(Excerpt from a dataset)
┌────────
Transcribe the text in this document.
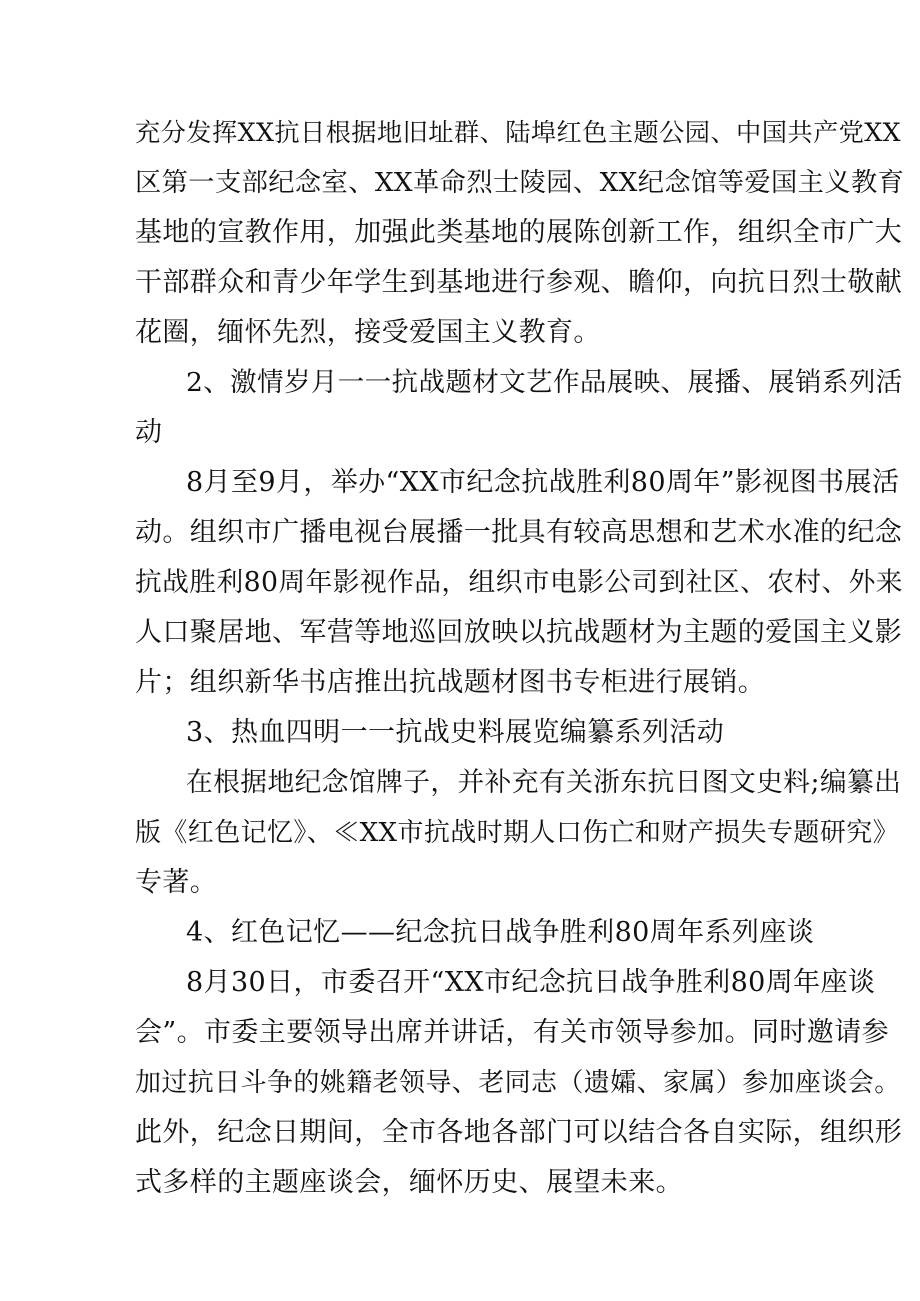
充分发挥XX抗日根据地旧址群、陆埠红色主题公园、中国共产党XX
区第一支部纪念室、XX革命烈士陵园、XX纪念馆等爱国主义教育
基地的宣教作用，加强此类基地的展陈创新工作，组织全市广大
干部群众和青少年学生到基地进行参观、瞻仰，向抗日烈士敬献
花圈，缅怀先烈，接受爱国主义教育。
2、激情岁月一一抗战题材文艺作品展映、展播、展销系列活
动
8月至9月，举办“XX市纪念抗战胜利80周年”影视图书展活
动。组织市广播电视台展播一批具有较高思想和艺术水准的纪念
抗战胜利80周年影视作品，组织市电影公司到社区、农村、外来
人口聚居地、军营等地巡回放映以抗战题材为主题的爱国主义影
片；组织新华书店推出抗战题材图书专柜进行展销。
3、热血四明一一抗战史料展览编纂系列活动
在根据地纪念馆牌子，并补充有关浙东抗日图文史料;编纂出
版《红色记忆》、≪XX市抗战时期人口伤亡和财产损失专题研究》
专著。
4、红色记忆——纪念抗日战争胜利80周年系列座谈
8月30日，市委召开“XX市纪念抗日战争胜利80周年座谈
会”。市委主要领导出席并讲话，有关市领导参加。同时邀请参
加过抗日斗争的姚籍老领导、老同志（遗孀、家属）参加座谈会。
此外，纪念日期间，全市各地各部门可以结合各自实际，组织形
式多样的主题座谈会，缅怀历史、展望未来。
└────────
■ WHAT IS ASKED
All lines of the data above that include the word "红色记忆" must be shown.

■ RESPONSE
版《红色记忆》、≪XX市抗战时期人口伤亡和财产损失专题研究》
4、红色记忆——纪念抗日战争胜利80周年系列座谈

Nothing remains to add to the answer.